INSTRUCTIONS FOR THE TASK -
Give only the number of lines in the data that include the string "JSON".

TASK INPUTS -
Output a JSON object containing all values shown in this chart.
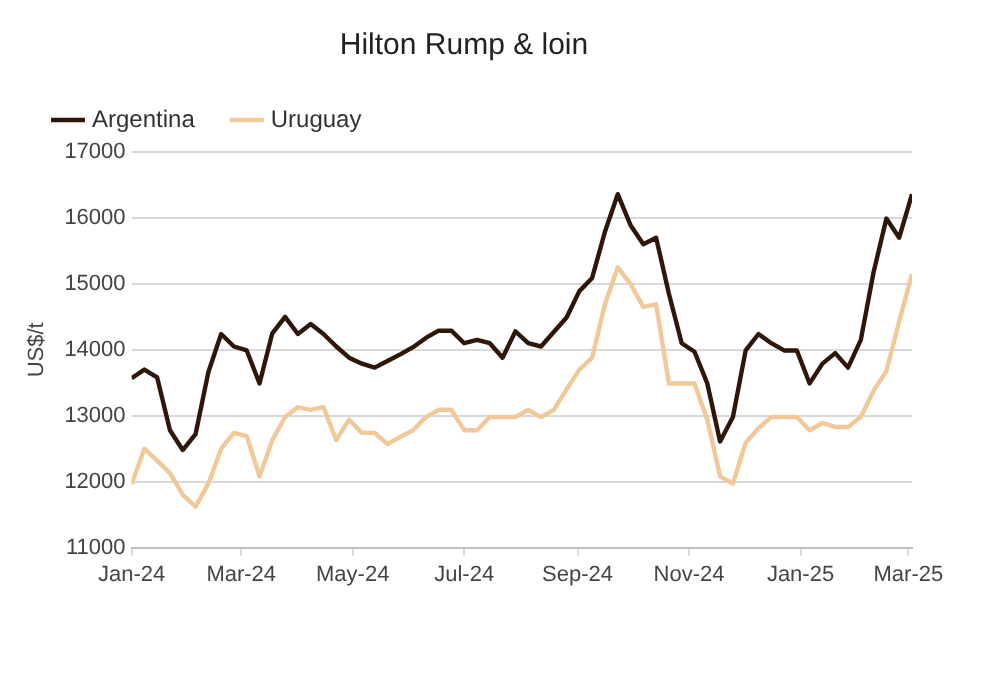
{
  "chart_data": {
    "type": "line",
    "title": "Hilton Rump & loin",
    "ylabel": "US$/t",
    "x": [
      "2024-01-01",
      "2024-01-08",
      "2024-01-15",
      "2024-01-22",
      "2024-01-29",
      "2024-02-05",
      "2024-02-12",
      "2024-02-19",
      "2024-02-26",
      "2024-03-04",
      "2024-03-11",
      "2024-03-18",
      "2024-03-25",
      "2024-04-01",
      "2024-04-08",
      "2024-04-15",
      "2024-04-22",
      "2024-04-29",
      "2024-05-06",
      "2024-05-13",
      "2024-05-20",
      "2024-05-27",
      "2024-06-03",
      "2024-06-10",
      "2024-06-17",
      "2024-06-24",
      "2024-07-01",
      "2024-07-08",
      "2024-07-15",
      "2024-07-22",
      "2024-07-29",
      "2024-08-05",
      "2024-08-12",
      "2024-08-19",
      "2024-08-26",
      "2024-09-02",
      "2024-09-09",
      "2024-09-16",
      "2024-09-23",
      "2024-09-30",
      "2024-10-07",
      "2024-10-14",
      "2024-10-21",
      "2024-10-28",
      "2024-11-04",
      "2024-11-11",
      "2024-11-18",
      "2024-11-25",
      "2024-12-02",
      "2024-12-09",
      "2024-12-16",
      "2024-12-23",
      "2024-12-30",
      "2025-01-06",
      "2025-01-13",
      "2025-01-20",
      "2025-01-27",
      "2025-02-03",
      "2025-02-10",
      "2025-02-17",
      "2025-02-24",
      "2025-03-03"
    ],
    "series": [
      {
        "name": "Argentina",
        "color": "#2e1608",
        "values": [
          13570,
          13700,
          13580,
          12780,
          12480,
          12720,
          13660,
          14240,
          14050,
          13990,
          13490,
          14250,
          14500,
          14240,
          14390,
          14240,
          14050,
          13880,
          13790,
          13730,
          13830,
          13930,
          14040,
          14180,
          14290,
          14290,
          14100,
          14150,
          14100,
          13880,
          14280,
          14100,
          14050,
          14270,
          14490,
          14890,
          15090,
          15790,
          16360,
          15890,
          15600,
          15700,
          14850,
          14100,
          13970,
          13490,
          12610,
          12980,
          13990,
          14240,
          14100,
          13990,
          13990,
          13490,
          13790,
          13950,
          13730,
          14150,
          15180,
          15990,
          15700,
          16360
        ]
      },
      {
        "name": "Uruguay",
        "color": "#f0c89a",
        "values": [
          11960,
          12500,
          12320,
          12130,
          11800,
          11620,
          11970,
          12500,
          12740,
          12690,
          12080,
          12630,
          12980,
          13130,
          13090,
          13130,
          12630,
          12940,
          12740,
          12740,
          12570,
          12680,
          12780,
          12980,
          13090,
          13090,
          12780,
          12780,
          12980,
          12980,
          12980,
          13090,
          12980,
          13090,
          13400,
          13700,
          13880,
          14690,
          15250,
          15000,
          14650,
          14690,
          13490,
          13490,
          13490,
          12940,
          12080,
          11970,
          12590,
          12810,
          12980,
          12980,
          12980,
          12780,
          12890,
          12830,
          12830,
          12980,
          13380,
          13680,
          14430,
          15150
        ]
      }
    ],
    "xlim": [
      "2024-01-01",
      "2025-03-03"
    ],
    "xticks": [
      {
        "value": "2024-01-01",
        "label": "Jan-24"
      },
      {
        "value": "2024-03-01",
        "label": "Mar-24"
      },
      {
        "value": "2024-05-01",
        "label": "May-24"
      },
      {
        "value": "2024-07-01",
        "label": "Jul-24"
      },
      {
        "value": "2024-09-01",
        "label": "Sep-24"
      },
      {
        "value": "2024-11-01",
        "label": "Nov-24"
      },
      {
        "value": "2025-01-01",
        "label": "Jan-25"
      },
      {
        "value": "2025-03-01",
        "label": "Mar-25"
      }
    ],
    "ylim": [
      11000,
      17000
    ],
    "yticks": [
      11000,
      12000,
      13000,
      14000,
      15000,
      16000,
      17000
    ],
    "grid": "y",
    "legend": "top left",
    "marker": "none",
    "line_style": "solid"
  }
}
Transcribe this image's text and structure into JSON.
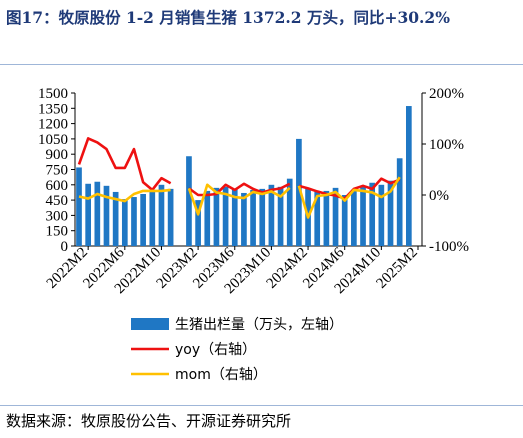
{
  "figure": {
    "title": "图17：牧原股份 1-2 月销售生猪 1372.2 万头，同比+30.2%",
    "source": "数据来源：牧原股份公告、开源证券研究所"
  },
  "colors": {
    "bars": "#1f77c4",
    "yoy": "#ee1111",
    "mom": "#ffc000",
    "title": "#1f3a78"
  },
  "chart_data": {
    "type": "bar",
    "x_tick_labels": [
      "2022M2",
      "2022M6",
      "2022M10",
      "2023M2",
      "2023M6",
      "2023M10",
      "2024M2",
      "2024M6",
      "2024M10",
      "2025M2"
    ],
    "left_axis": {
      "ticks": [
        "0",
        "150",
        "300",
        "450",
        "600",
        "750",
        "900",
        "1050",
        "1200",
        "1350",
        "1500"
      ],
      "ylim": [
        0,
        1500
      ]
    },
    "right_axis": {
      "ticks": [
        "-100%",
        "0%",
        "100%",
        "200%"
      ],
      "ylim": [
        -100,
        200
      ]
    },
    "legend_position": "bottom",
    "series": [
      {
        "name": "生猪出栏量（万头，左轴）",
        "kind": "bar",
        "axis": "left",
        "segments": [
          {
            "start": "2022M1",
            "values": [
              770,
              610,
              630,
              590,
              530,
              460,
              480,
              510,
              550,
              600,
              560
            ]
          },
          {
            "start": "2023M1",
            "values": [
              880,
              450,
              540,
              570,
              580,
              560,
              520,
              550,
              560,
              600,
              580,
              660
            ]
          },
          {
            "start": "2024M1",
            "values": [
              1050,
              560,
              540,
              540,
              570,
              500,
              550,
              590,
              620,
              600,
              640,
              860
            ]
          },
          {
            "start": "2025M1",
            "values": [
              1372.2
            ]
          }
        ]
      },
      {
        "name": "yoy（右轴）",
        "kind": "line",
        "axis": "right",
        "segments": [
          {
            "start": "2022M1",
            "values": [
              60,
              111,
              103,
              90,
              53,
              53,
              90,
              25,
              10,
              33,
              23
            ]
          },
          {
            "start": "2023M1",
            "values": [
              13,
              0,
              0,
              2,
              20,
              10,
              22,
              12,
              5,
              10,
              13,
              22
            ]
          },
          {
            "start": "2024M1",
            "values": [
              18,
              13,
              7,
              2,
              -1,
              -7,
              12,
              18,
              12,
              32,
              23,
              30
            ]
          }
        ]
      },
      {
        "name": "mom（右轴）",
        "kind": "line",
        "axis": "right",
        "segments": [
          {
            "start": "2022M1",
            "values": [
              -3,
              -7,
              2,
              -4,
              -8,
              -12,
              2,
              8,
              8,
              8,
              10
            ]
          },
          {
            "start": "2023M1",
            "values": [
              13,
              -38,
              20,
              5,
              2,
              -4,
              -6,
              6,
              2,
              7,
              -3,
              14
            ]
          },
          {
            "start": "2024M1",
            "values": [
              18,
              -44,
              -2,
              0,
              6,
              -11,
              10,
              8,
              5,
              -4,
              7,
              35
            ]
          }
        ]
      }
    ]
  }
}
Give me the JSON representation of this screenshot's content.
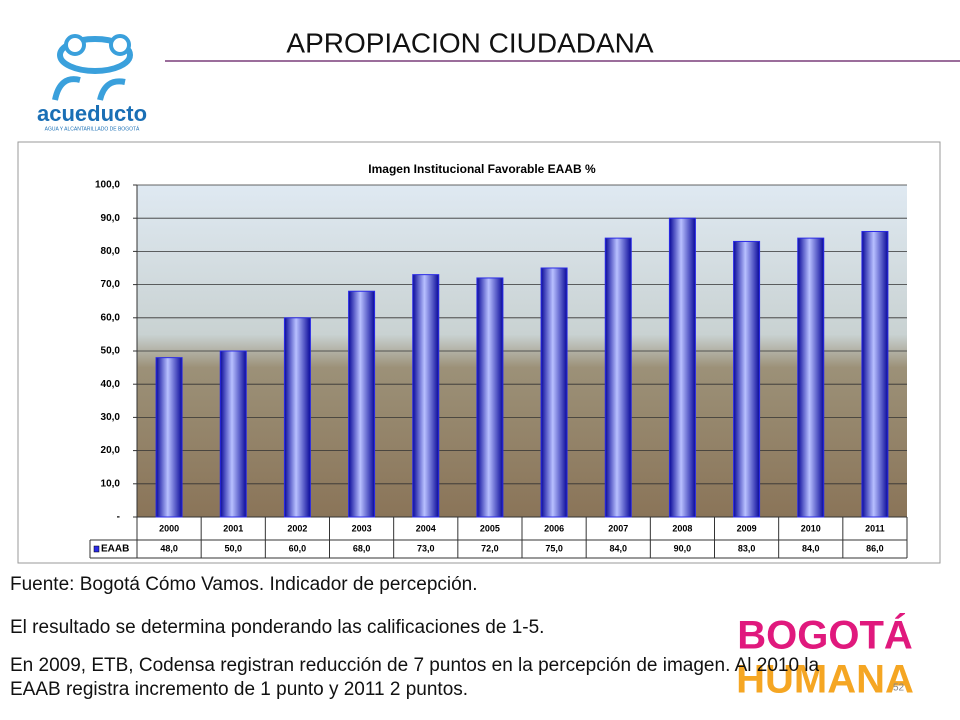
{
  "title": "APROPIACION CIUDADANA",
  "logo_left": {
    "name": "acueducto",
    "tagline": "AGUA Y ALCANTARILLADO DE BOGOTÁ"
  },
  "logo_right": {
    "line1": "BOGOTÁ",
    "line2": "HUMANA"
  },
  "chart_data": {
    "type": "bar",
    "title": "Imagen Institucional Favorable  EAAB %",
    "categories": [
      "2000",
      "2001",
      "2002",
      "2003",
      "2004",
      "2005",
      "2006",
      "2007",
      "2008",
      "2009",
      "2010",
      "2011"
    ],
    "series": [
      {
        "name": "EAAB",
        "color": "#2a2ae6",
        "values": [
          48,
          50,
          60,
          68,
          73,
          72,
          75,
          84,
          90,
          83,
          84,
          86
        ],
        "value_labels": [
          "48,0",
          "50,0",
          "60,0",
          "68,0",
          "73,0",
          "72,0",
          "75,0",
          "84,0",
          "90,0",
          "83,0",
          "84,0",
          "86,0"
        ]
      }
    ],
    "ylim": [
      0,
      100
    ],
    "yticks": [
      {
        "value": 0,
        "label": "-"
      },
      {
        "value": 10,
        "label": "10,0"
      },
      {
        "value": 20,
        "label": "20,0"
      },
      {
        "value": 30,
        "label": "30,0"
      },
      {
        "value": 40,
        "label": "40,0"
      },
      {
        "value": 50,
        "label": "50,0"
      },
      {
        "value": 60,
        "label": "60,0"
      },
      {
        "value": 70,
        "label": "70,0"
      },
      {
        "value": 80,
        "label": "80,0"
      },
      {
        "value": 90,
        "label": "90,0"
      },
      {
        "value": 100,
        "label": "100,0"
      }
    ],
    "grid": true
  },
  "notes": [
    "Fuente: Bogotá Cómo Vamos. Indicador de percepción.",
    "El resultado se determina ponderando las calificaciones de 1-5.",
    "En 2009, ETB, Codensa registran reducción de 7 puntos en la percepción de imagen. Al 2010 la EAAB registra incremento de 1 punto y 2011 2 puntos."
  ],
  "page_number": "52"
}
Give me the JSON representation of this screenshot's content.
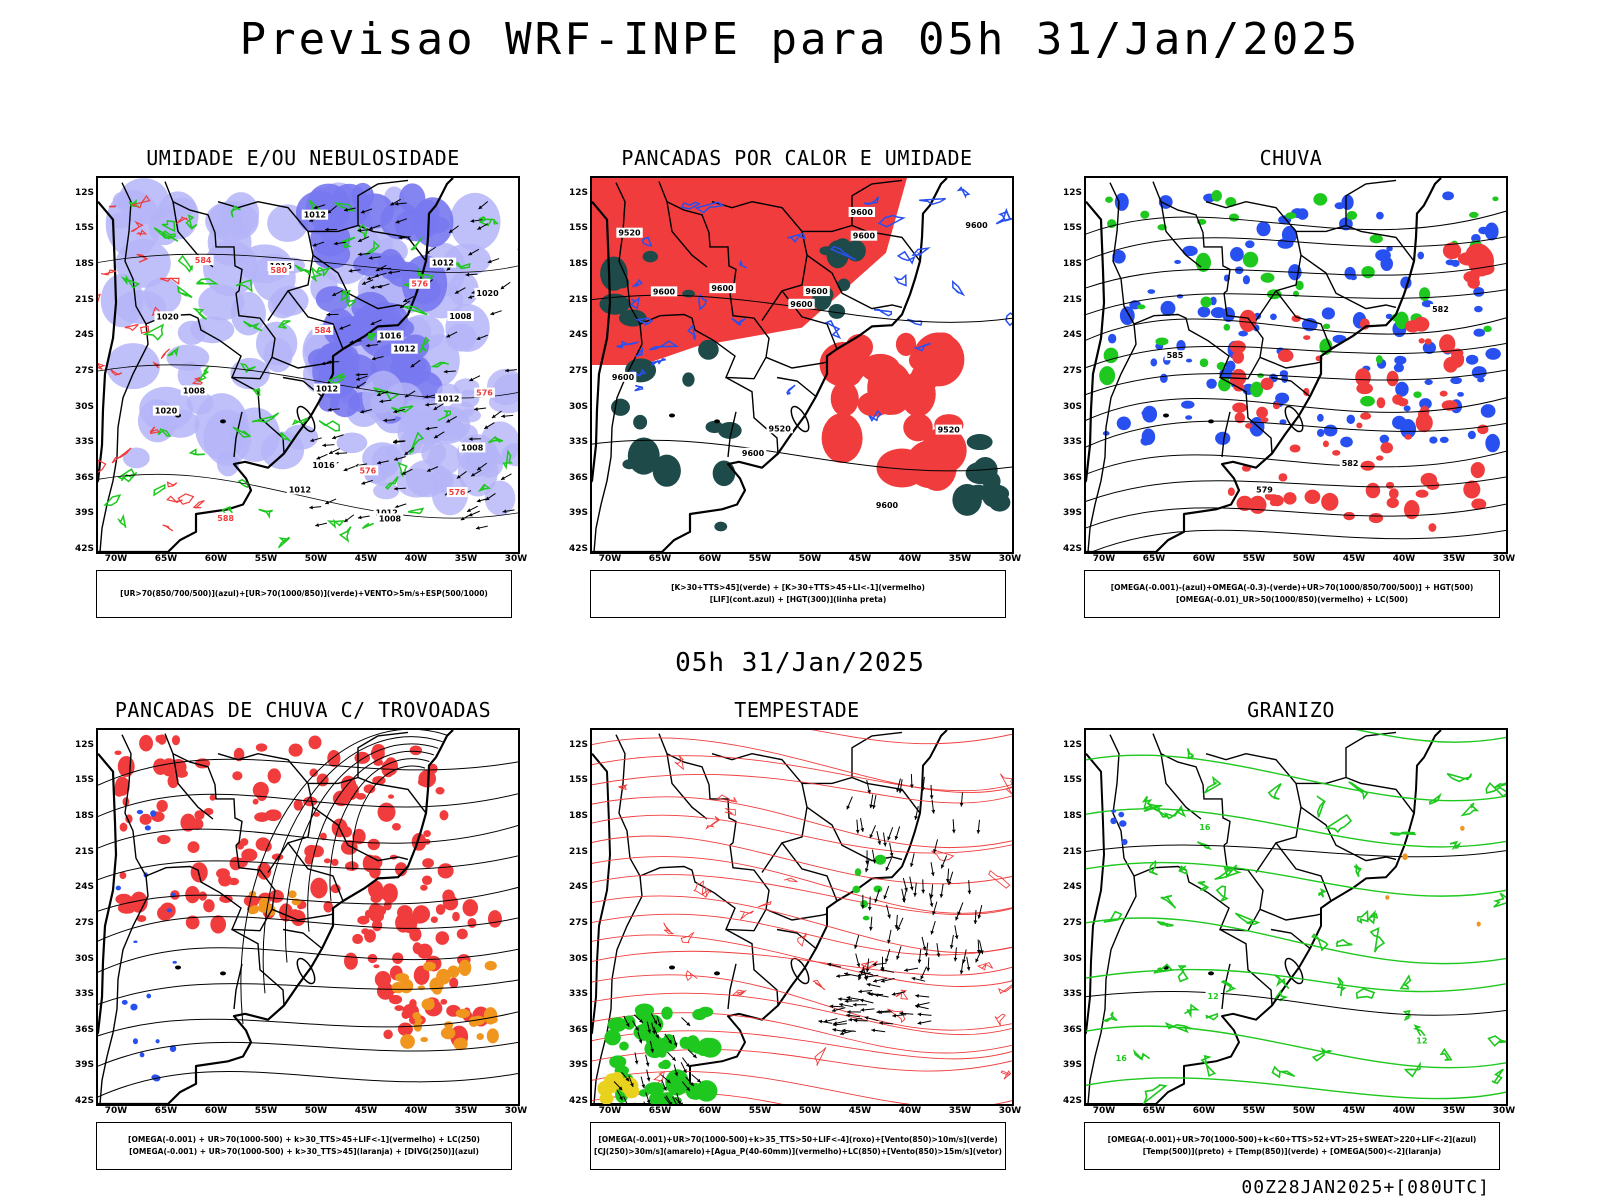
{
  "main_title": "Previsao WRF-INPE  para 05h 31/Jan/2025",
  "mid_title": "05h 31/Jan/2025",
  "footer": "00Z28JAN2025+[080UTC]",
  "latitudes": [
    "12S",
    "15S",
    "18S",
    "21S",
    "24S",
    "27S",
    "30S",
    "33S",
    "36S",
    "39S",
    "42S"
  ],
  "longitudes": [
    "70W",
    "65W",
    "60W",
    "55W",
    "50W",
    "45W",
    "40W",
    "35W",
    "30W"
  ],
  "colors": {
    "blue_humidity": "#7878f0",
    "light_blue": "#b4b4f8",
    "green": "#1ec81e",
    "red": "#f03c3c",
    "dark_teal": "#1e4a4a",
    "orange": "#f0961e",
    "yellow": "#e8d21e",
    "blue_contour": "#2850f0"
  },
  "panels": [
    {
      "title": "UMIDADE E/OU NEBULOSIDADE",
      "legend": [
        "[UR>70(850/700/500)](azul)+[UR>70(1000/850)](verde)+VENTO>5m/s+ESP(500/1000)"
      ],
      "contour_labels": [
        "1008",
        "1012",
        "1012",
        "1008",
        "1016",
        "1012",
        "1020",
        "1008",
        "1012",
        "1012",
        "1012",
        "1016",
        "1012",
        "1008",
        "1016",
        "1020",
        "1020",
        "576",
        "576",
        "576",
        "580",
        "584",
        "588",
        "584",
        "576"
      ]
    },
    {
      "title": "PANCADAS POR CALOR E UMIDADE",
      "legend": [
        "[K>30+TTS>45](verde) + [K>30+TTS>45+LI<-1](vermelho)",
        "[LIF](cont.azul) + [HGT(300)](linha preta)"
      ],
      "contour_labels": [
        "9600",
        "9600",
        "9600",
        "9600",
        "9600",
        "9600",
        "9600",
        "9600",
        "9600",
        "9520",
        "9520",
        "9520",
        "9600"
      ]
    },
    {
      "title": "CHUVA",
      "legend": [
        "[OMEGA(-0.001)-(azul)+OMEGA(-0.3)-(verde)+UR>70(1000/850/700/500)] + HGT(500)",
        "[OMEGA(-0.01)_UR>50(1000/850)(vermelho) + LC(500)"
      ],
      "contour_labels": [
        "582",
        "585",
        "582",
        "579"
      ]
    },
    {
      "title": "PANCADAS DE CHUVA C/ TROVOADAS",
      "legend": [
        "[OMEGA(-0.001) + UR>70(1000-500) + k>30_TTS>45+LIF<-1](vermelho) + LC(250)",
        "[OMEGA(-0.001) + UR>70(1000-500) + k>30_TTS>45](laranja) + [DIVG(250)](azul)"
      ],
      "contour_labels": []
    },
    {
      "title": "TEMPESTADE",
      "legend": [
        "[OMEGA(-0.001)+UR>70(1000-500)+k>35_TTS>50+LIF<-4](roxo)+[Vento(850)>10m/s](verde)",
        "[CJ(250)>30m/s](amarelo)+[Agua_P(40-60mm)](vermelho)+LC(850)+[Vento(850)>15m/s](vetor)"
      ],
      "contour_labels": []
    },
    {
      "title": "GRANIZO",
      "legend": [
        "[OMEGA(-0.001)+UR>70(1000-500)+k<60+TTS>52+VT>25+SWEAT>220+LIF<-2](azul)",
        "[Temp(500)](preto) + [Temp(850)](verde) + [OMEGA(500)<-2](laranja)"
      ],
      "contour_labels": [
        "12",
        "16",
        "16",
        "12"
      ]
    }
  ]
}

RESULT BELOW -
4